_TASK BRIEF:_
Return exactly the lines of the data below, from the one that contains "Extract all readable text from this page." through the final line, and leave out every picture.

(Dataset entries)
◇ ◇ ◇

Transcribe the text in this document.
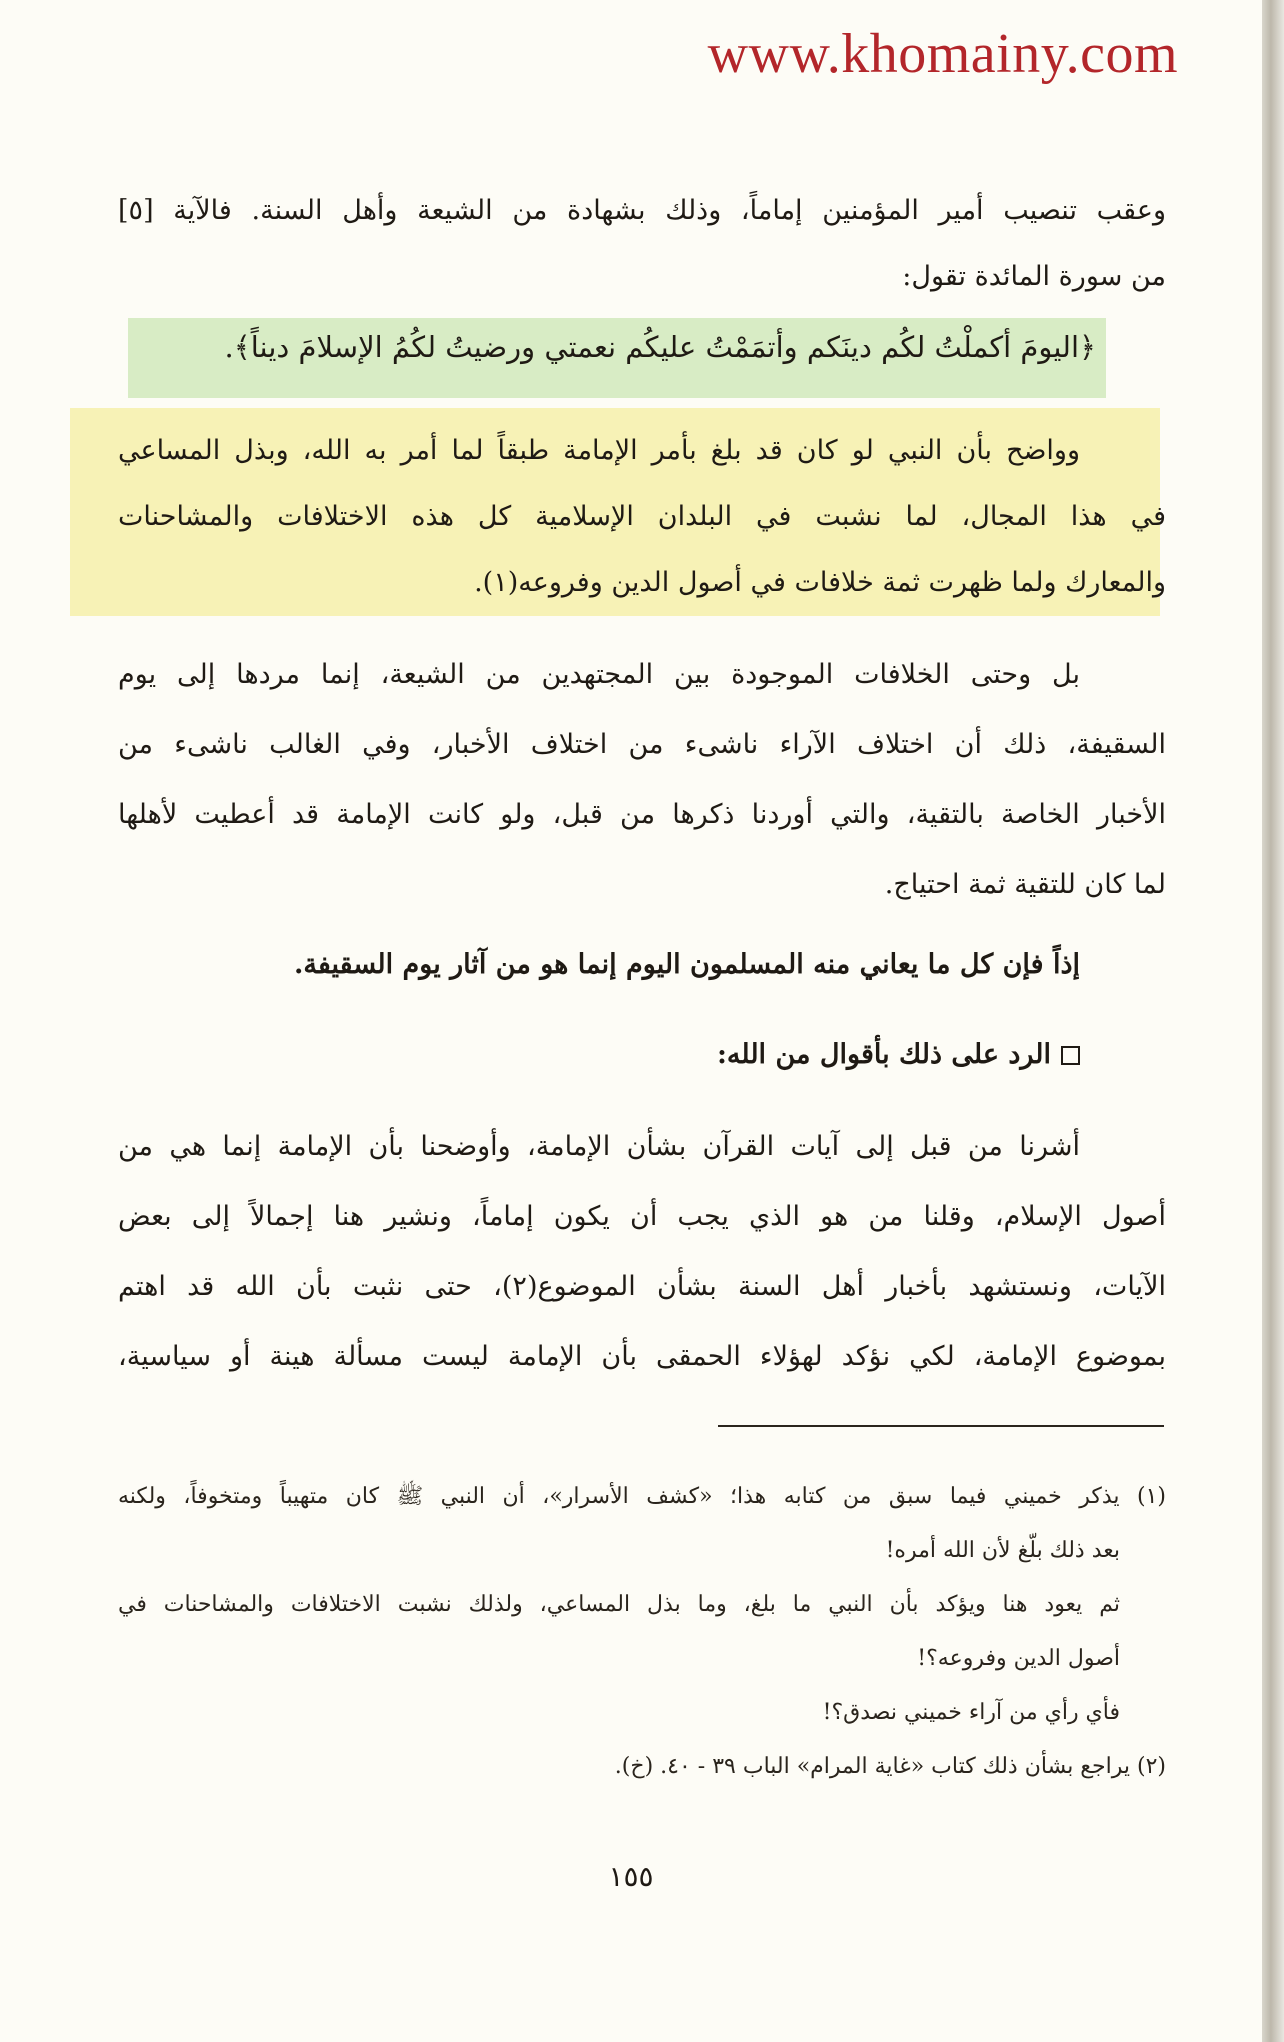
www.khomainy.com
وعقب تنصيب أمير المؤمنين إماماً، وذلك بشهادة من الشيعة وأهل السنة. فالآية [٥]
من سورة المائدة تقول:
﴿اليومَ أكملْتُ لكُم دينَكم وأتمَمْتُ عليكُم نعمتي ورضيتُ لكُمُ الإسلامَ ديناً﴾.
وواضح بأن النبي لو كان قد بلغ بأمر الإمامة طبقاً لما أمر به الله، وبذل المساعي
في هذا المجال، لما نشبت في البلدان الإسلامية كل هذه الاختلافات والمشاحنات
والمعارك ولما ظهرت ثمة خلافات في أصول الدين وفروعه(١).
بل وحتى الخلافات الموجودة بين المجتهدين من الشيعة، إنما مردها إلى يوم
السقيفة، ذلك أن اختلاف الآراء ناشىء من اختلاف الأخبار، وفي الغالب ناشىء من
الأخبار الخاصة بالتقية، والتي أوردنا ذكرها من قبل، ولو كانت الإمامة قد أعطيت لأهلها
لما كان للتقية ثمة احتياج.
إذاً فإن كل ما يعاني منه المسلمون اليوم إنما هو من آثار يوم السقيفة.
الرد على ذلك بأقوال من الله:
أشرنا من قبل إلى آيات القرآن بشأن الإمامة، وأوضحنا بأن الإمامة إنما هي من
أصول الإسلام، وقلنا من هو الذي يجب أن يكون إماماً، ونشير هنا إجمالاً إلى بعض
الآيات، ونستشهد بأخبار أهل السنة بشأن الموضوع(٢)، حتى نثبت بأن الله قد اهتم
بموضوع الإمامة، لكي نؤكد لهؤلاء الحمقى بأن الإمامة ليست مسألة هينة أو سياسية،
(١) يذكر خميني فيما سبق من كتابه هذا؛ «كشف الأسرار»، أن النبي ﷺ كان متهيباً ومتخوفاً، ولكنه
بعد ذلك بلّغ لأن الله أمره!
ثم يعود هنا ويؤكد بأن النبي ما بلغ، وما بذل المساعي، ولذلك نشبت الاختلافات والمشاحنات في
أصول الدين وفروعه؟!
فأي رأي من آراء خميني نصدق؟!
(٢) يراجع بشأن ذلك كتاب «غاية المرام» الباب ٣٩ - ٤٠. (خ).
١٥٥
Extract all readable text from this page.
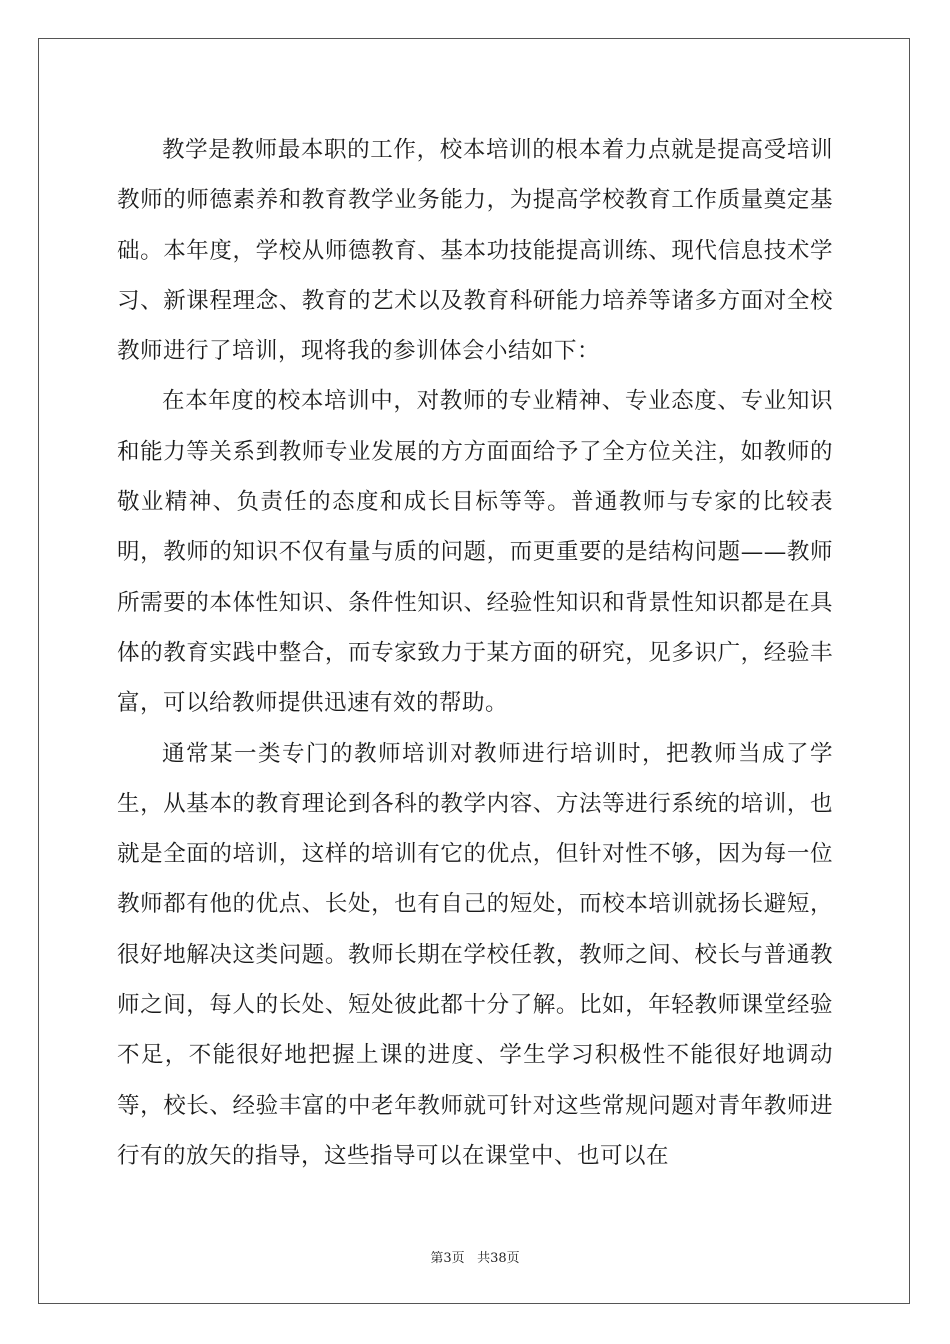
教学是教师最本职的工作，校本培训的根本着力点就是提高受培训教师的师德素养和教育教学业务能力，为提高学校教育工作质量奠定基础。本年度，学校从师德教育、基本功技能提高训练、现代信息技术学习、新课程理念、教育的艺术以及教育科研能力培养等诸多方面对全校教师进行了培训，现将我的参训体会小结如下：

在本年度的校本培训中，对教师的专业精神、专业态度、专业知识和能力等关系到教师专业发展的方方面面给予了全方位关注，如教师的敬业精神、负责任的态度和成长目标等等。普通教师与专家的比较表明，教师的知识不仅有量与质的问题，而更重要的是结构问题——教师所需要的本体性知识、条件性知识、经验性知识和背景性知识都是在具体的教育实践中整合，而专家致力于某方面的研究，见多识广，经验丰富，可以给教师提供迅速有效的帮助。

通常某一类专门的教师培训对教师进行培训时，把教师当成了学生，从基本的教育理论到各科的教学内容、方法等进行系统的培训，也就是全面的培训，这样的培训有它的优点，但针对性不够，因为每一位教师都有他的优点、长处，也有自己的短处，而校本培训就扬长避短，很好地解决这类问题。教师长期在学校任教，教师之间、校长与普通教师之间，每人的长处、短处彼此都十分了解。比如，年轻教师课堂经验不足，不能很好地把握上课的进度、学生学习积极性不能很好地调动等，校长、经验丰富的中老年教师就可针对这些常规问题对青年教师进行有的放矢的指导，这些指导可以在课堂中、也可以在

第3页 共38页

◇ ◇ ◇

_COMPLETED EXERCISE:_
Extract all readable text from this page.
教学是教师最本职的工作，校本培训的根本着力点就是提高受培训教师的师德素养和教育教学业务能力，为提高学校教育工作质量奠定基础。本年度，学校从师德教育、基本功技能提高训练、现代信息技术学习、新课程理念、教育的艺术以及教育科研能力培养等诸多方面对全校教师进行了培训，现将我的参训体会小结如下：

在本年度的校本培训中，对教师的专业精神、专业态度、专业知识和能力等关系到教师专业发展的方方面面给予了全方位关注，如教师的敬业精神、负责任的态度和成长目标等等。普通教师与专家的比较表明，教师的知识不仅有量与质的问题，而更重要的是结构问题——教师所需要的本体性知识、条件性知识、经验性知识和背景性知识都是在具体的教育实践中整合，而专家致力于某方面的研究，见多识广，经验丰富，可以给教师提供迅速有效的帮助。

通常某一类专门的教师培训对教师进行培训时，把教师当成了学生，从基本的教育理论到各科的教学内容、方法等进行系统的培训，也就是全面的培训，这样的培训有它的优点，但针对性不够，因为每一位教师都有他的优点、长处，也有自己的短处，而校本培训就扬长避短，很好地解决这类问题。教师长期在学校任教，教师之间、校长与普通教师之间，每人的长处、短处彼此都十分了解。比如，年轻教师课堂经验不足，不能很好地把握上课的进度、学生学习积极性不能很好地调动等，校长、经验丰富的中老年教师就可针对这些常规问题对青年教师进行有的放矢的指导，这些指导可以在课堂中、也可以在

第3页 共38页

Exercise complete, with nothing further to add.